Quoted text »
• • •

Winter Running Gear 2017

When you're balancing a young family and a busy work life, the time for hobbies can be squeezed out. Despite a very understanding wife, sometimes an hour or two is all I have spare in a day. This makes longer days out climbing or walking tricky, which is why I have started to run a lot more – I can cover the distance quicker! I have found myself becoming increasingly addicted. After an hour or so out fell running I feel like I’ve done something productive, seen some nice views, released the endorphins and then I can get on with the rest of my day doing whatever needs to be done. As the shorter, colder days are now here I have a few essential items that allow me to carry on with my new-found hobby on these cooler winter days.

Ultimate Direction Groove Mono Waistpack

This must be my most used item for short to medium runs. I don’t know how I used to manage with a traditional bum bag as this is so much better! Sometimes all I need is my key and phone but when necessary the Groove Mono can be stretched to carry a windproof, 500ml soft water bottle, an energy bar, gloves and Buff. There is no bounce and with its two Velcro adjusting straps you can make it fit nice and snug without feeling restrictive. You will be surprised how much you can fit in it…

 

OMM Sonic Jacket

This time of year, you will almost certainly need an extra layer on the tops and they don’t come much lighter than this at 60g (except the smock version at 52g!). Although it is not officially waterproof I find it is water resistant enough for most conditions including the odd shower.  It has no hood, but for me that is an advantage I find they just bounce around or flap in the wind unless securely packed away, which then makes it awkward to get them out when you need them. I just prefer to wear a hat! The Sonic Jacket packs up into a very neat stash pocket in the back of the neck about the size of an egg. I also carry this when out on the bike as a spare layer as it is so compact. There is a full zip jacket or pull over smock version, depending on your preference.

 

OMM Flash Tights

I much prefer running in shorts but now it is dark and cold the leggings have come out. I have had my Flash Tights for a few years now and they are still going strong, despite being dragged through heather and bracken. The grip strip at the bottom of the legs stops them riding up and there is a handy little pocket for a key if you need it. It’s hard to get too excited about a pair of leggings, but these have stood the test of time and I have found them durable and comfortable, and there’s not much more you could ask for. Mine also double up for road cycling with my padded summer cycling shorts, as I like to get the most out of my gear!

 

Outdoor Research Surge Sensor Gloves

Light, bright gloves! You can also use your phone with the touch screen sensors to take those all-important Strava photos. They are not heavy, dry very quickly and they are water resistant enough. An essential item for this time of year.

Inov-8 Mudclaw 300 Fell Running Shoes

I am fortunate enough to live very close to Win Hill and find most of my runs involve slogging my way up its very muddy sides. My go-to shoes are the Inov8 Mudclaw 300 for their exceptional grip in very muddy, soft terrain. I also like the rubber compound they use (Dual-C Sticky)which copes well with the occasional slippery paved path. The Dual-C Sticky is soft enough that it fells quite grippy even on Kinder slabs, giving you the best chance of staying upright in wet conditions. I wouldn’t suggest these shoes for harder terrain such as dry hardpacked trails but for off-path routes where the ground is soft or muddy I wouldn’t use anything else.

• • •

Information provided »
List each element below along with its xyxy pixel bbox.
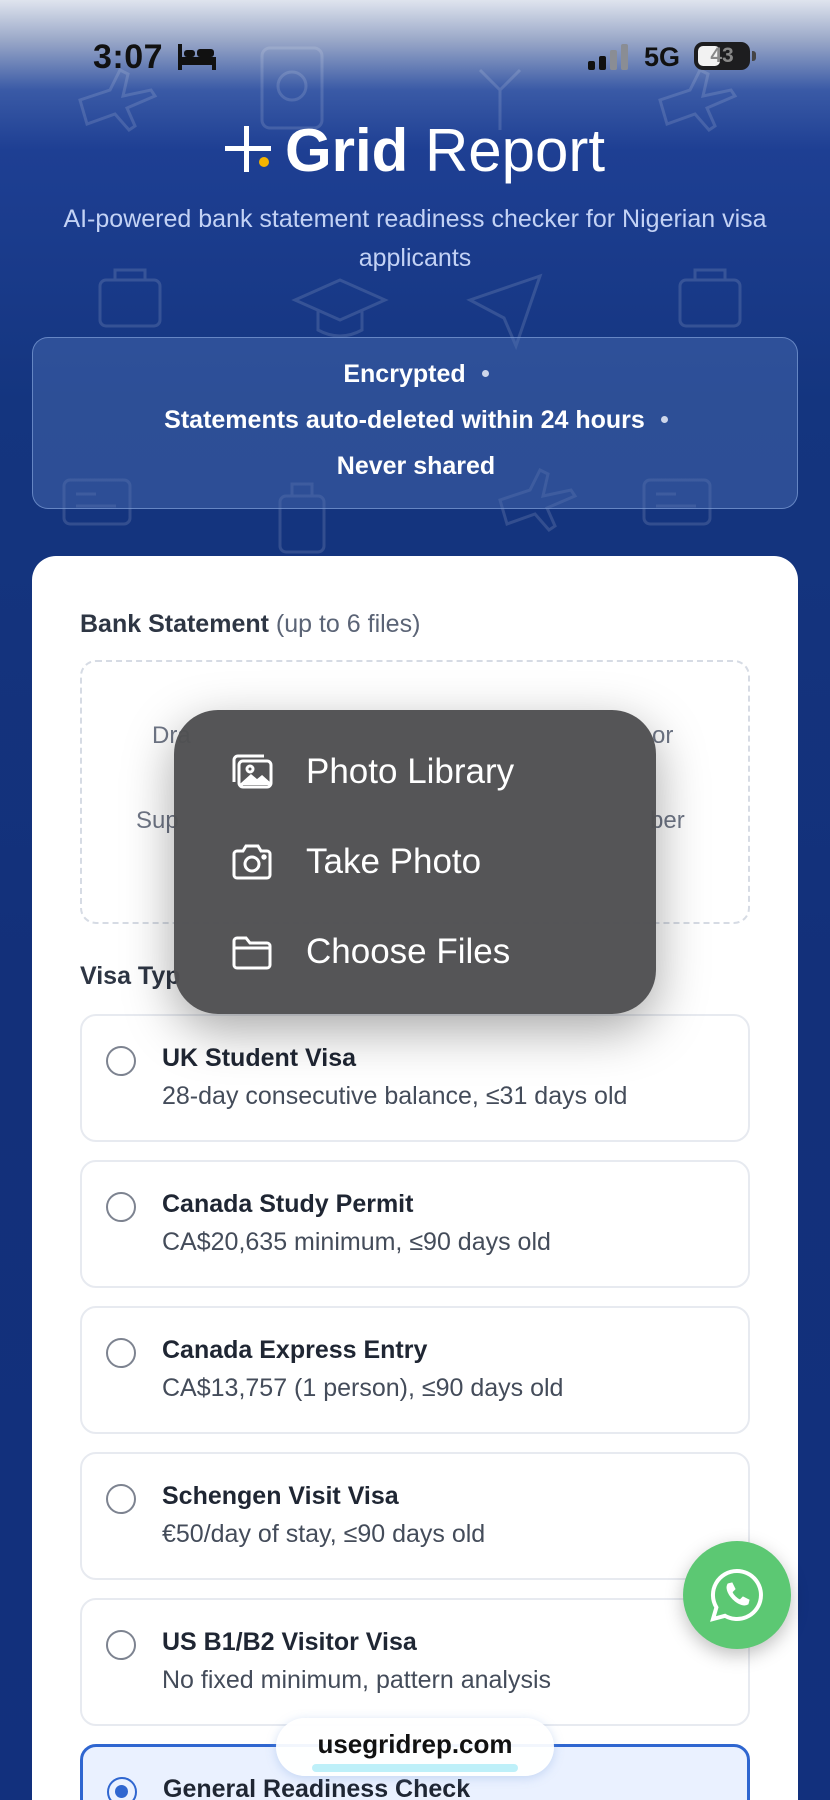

• • •

Set exercise »
Please list every product the winter running gear piece gives its own heading to. The data has nothing to do with the winter running gear piece.

Solution to this task »
- Ultimate Direction Groove Mono Waistpack
- OMM Sonic Jacket
- OMM Flash Tights
- Outdoor Research Surge Sensor Gloves
- Inov-8 Mudclaw 300 Fell Running Shoes